§ The problem
Every entry below must appear again, exactly as written.

§ Given records
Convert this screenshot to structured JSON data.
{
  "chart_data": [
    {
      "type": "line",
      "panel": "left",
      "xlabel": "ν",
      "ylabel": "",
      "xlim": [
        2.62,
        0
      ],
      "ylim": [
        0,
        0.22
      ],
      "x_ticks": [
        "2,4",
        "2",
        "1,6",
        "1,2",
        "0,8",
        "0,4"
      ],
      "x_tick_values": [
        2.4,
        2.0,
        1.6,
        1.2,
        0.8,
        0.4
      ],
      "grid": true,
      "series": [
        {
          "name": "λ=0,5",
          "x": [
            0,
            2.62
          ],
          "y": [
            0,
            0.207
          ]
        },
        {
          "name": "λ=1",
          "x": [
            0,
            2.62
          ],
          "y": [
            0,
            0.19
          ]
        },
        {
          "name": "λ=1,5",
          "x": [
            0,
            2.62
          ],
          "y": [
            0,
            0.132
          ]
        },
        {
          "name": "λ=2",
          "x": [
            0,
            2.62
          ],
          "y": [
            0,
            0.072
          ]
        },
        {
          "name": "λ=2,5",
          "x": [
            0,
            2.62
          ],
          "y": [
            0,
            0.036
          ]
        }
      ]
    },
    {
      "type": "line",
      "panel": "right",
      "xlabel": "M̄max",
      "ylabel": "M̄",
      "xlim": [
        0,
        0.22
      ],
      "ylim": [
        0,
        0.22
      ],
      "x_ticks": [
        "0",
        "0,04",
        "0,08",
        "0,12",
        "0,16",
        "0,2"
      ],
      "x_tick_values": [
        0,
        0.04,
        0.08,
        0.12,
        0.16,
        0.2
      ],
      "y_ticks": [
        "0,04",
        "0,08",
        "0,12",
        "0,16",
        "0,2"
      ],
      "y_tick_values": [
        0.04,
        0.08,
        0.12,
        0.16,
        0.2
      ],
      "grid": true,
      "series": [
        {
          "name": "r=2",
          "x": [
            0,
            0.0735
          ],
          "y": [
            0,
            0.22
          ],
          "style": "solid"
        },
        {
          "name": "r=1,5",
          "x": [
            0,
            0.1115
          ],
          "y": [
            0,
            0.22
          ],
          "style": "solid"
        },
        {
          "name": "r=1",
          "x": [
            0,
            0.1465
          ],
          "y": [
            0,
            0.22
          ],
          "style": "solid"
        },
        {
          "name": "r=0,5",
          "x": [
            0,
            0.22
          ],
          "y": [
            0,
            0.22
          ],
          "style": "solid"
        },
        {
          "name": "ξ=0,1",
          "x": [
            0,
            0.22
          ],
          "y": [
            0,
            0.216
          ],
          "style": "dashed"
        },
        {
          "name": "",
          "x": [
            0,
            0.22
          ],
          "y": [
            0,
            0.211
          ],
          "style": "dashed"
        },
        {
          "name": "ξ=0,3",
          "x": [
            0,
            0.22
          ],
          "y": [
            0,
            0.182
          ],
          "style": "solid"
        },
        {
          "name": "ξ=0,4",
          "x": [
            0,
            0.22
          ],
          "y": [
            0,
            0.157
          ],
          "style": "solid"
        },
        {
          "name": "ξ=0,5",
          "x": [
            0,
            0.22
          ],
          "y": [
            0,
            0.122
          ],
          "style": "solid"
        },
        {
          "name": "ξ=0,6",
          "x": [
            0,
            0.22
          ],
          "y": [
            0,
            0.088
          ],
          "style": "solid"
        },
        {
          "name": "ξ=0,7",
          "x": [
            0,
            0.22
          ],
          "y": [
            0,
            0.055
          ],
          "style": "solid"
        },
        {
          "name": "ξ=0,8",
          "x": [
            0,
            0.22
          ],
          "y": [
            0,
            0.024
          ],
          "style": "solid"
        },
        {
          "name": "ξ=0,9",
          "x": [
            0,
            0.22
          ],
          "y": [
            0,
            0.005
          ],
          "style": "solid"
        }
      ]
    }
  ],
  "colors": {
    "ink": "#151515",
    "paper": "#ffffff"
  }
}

§ Worked answer
Convert this screenshot to structured JSON data.
{
  "chart_data": [
    {
      "type": "line",
      "panel": "left",
      "xlabel": "ν",
      "ylabel": "",
      "xlim": [
        2.62,
        0
      ],
      "ylim": [
        0,
        0.22
      ],
      "x_ticks": [
        "2,4",
        "2",
        "1,6",
        "1,2",
        "0,8",
        "0,4"
      ],
      "x_tick_values": [
        2.4,
        2.0,
        1.6,
        1.2,
        0.8,
        0.4
      ],
      "grid": true,
      "series": [
        {
          "name": "λ=0,5",
          "x": [
            0,
            2.62
          ],
          "y": [
            0,
            0.207
          ]
        },
        {
          "name": "λ=1",
          "x": [
            0,
            2.62
          ],
          "y": [
            0,
            0.19
          ]
        },
        {
          "name": "λ=1,5",
          "x": [
            0,
            2.62
          ],
          "y": [
            0,
            0.132
          ]
        },
        {
          "name": "λ=2",
          "x": [
            0,
            2.62
          ],
          "y": [
            0,
            0.072
          ]
        },
        {
          "name": "λ=2,5",
          "x": [
            0,
            2.62
          ],
          "y": [
            0,
            0.036
          ]
        }
      ]
    },
    {
      "type": "line",
      "panel": "right",
      "xlabel": "M̄max",
      "ylabel": "M̄",
      "xlim": [
        0,
        0.22
      ],
      "ylim": [
        0,
        0.22
      ],
      "x_ticks": [
        "0",
        "0,04",
        "0,08",
        "0,12",
        "0,16",
        "0,2"
      ],
      "x_tick_values": [
        0,
        0.04,
        0.08,
        0.12,
        0.16,
        0.2
      ],
      "y_ticks": [
        "0,04",
        "0,08",
        "0,12",
        "0,16",
        "0,2"
      ],
      "y_tick_values": [
        0.04,
        0.08,
        0.12,
        0.16,
        0.2
      ],
      "grid": true,
      "series": [
        {
          "name": "r=2",
          "x": [
            0,
            0.0735
          ],
          "y": [
            0,
            0.22
          ],
          "style": "solid"
        },
        {
          "name": "r=1,5",
          "x": [
            0,
            0.1115
          ],
          "y": [
            0,
            0.22
          ],
          "style": "solid"
        },
        {
          "name": "r=1",
          "x": [
            0,
            0.1465
          ],
          "y": [
            0,
            0.22
          ],
          "style": "solid"
        },
        {
          "name": "r=0,5",
          "x": [
            0,
            0.22
          ],
          "y": [
            0,
            0.22
          ],
          "style": "solid"
        },
        {
          "name": "ξ=0,1",
          "x": [
            0,
            0.22
          ],
          "y": [
            0,
            0.216
          ],
          "style": "dashed"
        },
        {
          "name": "",
          "x": [
            0,
            0.22
          ],
          "y": [
            0,
            0.211
          ],
          "style": "dashed"
        },
        {
          "name": "ξ=0,3",
          "x": [
            0,
            0.22
          ],
          "y": [
            0,
            0.182
          ],
          "style": "solid"
        },
        {
          "name": "ξ=0,4",
          "x": [
            0,
            0.22
          ],
          "y": [
            0,
            0.157
          ],
          "style": "solid"
        },
        {
          "name": "ξ=0,5",
          "x": [
            0,
            0.22
          ],
          "y": [
            0,
            0.122
          ],
          "style": "solid"
        },
        {
          "name": "ξ=0,6",
          "x": [
            0,
            0.22
          ],
          "y": [
            0,
            0.088
          ],
          "style": "solid"
        },
        {
          "name": "ξ=0,7",
          "x": [
            0,
            0.22
          ],
          "y": [
            0,
            0.055
          ],
          "style": "solid"
        },
        {
          "name": "ξ=0,8",
          "x": [
            0,
            0.22
          ],
          "y": [
            0,
            0.024
          ],
          "style": "solid"
        },
        {
          "name": "ξ=0,9",
          "x": [
            0,
            0.22
          ],
          "y": [
            0,
            0.005
          ],
          "style": "solid"
        }
      ]
    }
  ],
  "colors": {
    "ink": "#151515",
    "paper": "#ffffff"
  }
}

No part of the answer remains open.